┌────────

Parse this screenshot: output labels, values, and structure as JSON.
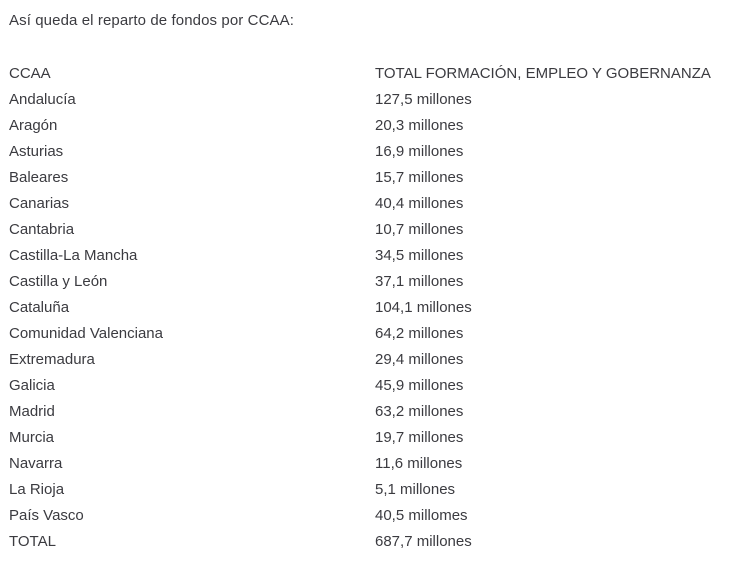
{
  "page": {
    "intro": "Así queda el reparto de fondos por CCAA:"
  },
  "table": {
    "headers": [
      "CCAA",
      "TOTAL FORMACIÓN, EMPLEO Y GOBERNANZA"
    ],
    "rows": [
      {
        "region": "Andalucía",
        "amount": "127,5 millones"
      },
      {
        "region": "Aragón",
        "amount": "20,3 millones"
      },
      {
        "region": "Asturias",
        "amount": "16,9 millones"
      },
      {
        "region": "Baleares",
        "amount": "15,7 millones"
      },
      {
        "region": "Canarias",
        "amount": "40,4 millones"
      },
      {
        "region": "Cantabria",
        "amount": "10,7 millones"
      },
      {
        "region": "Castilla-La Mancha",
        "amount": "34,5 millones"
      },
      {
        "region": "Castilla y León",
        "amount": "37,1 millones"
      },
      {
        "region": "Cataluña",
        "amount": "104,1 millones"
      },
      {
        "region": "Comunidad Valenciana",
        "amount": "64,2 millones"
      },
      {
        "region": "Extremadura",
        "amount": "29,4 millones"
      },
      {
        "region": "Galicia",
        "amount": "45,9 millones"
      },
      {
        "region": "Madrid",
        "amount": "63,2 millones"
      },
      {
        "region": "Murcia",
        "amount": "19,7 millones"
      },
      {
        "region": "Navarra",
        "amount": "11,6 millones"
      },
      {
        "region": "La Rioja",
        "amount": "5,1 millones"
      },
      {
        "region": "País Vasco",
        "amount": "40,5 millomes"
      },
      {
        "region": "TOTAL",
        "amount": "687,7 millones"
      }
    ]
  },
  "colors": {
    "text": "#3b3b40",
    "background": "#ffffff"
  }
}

└────────
┌────────

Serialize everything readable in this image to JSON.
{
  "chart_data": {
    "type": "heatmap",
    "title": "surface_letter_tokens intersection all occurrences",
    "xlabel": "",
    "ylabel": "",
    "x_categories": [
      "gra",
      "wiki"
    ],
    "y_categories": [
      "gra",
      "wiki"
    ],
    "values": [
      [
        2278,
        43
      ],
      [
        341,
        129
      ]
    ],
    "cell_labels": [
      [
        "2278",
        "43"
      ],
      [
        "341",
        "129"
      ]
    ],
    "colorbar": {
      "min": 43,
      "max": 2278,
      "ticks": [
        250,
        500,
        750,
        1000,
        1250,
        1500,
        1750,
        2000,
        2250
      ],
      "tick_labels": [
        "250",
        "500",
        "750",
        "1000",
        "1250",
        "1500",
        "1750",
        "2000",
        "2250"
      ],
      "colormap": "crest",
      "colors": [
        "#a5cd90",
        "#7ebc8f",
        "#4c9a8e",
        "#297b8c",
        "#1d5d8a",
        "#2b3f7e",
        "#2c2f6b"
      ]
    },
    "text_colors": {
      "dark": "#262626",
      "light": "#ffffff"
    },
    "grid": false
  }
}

└────────

Where a line in the material above holds "this", copy that line.

SOLUTION TO THE PROBLEM:
Parse this screenshot: output labels, values, and structure as JSON.
Serialize everything readable in this image to JSON.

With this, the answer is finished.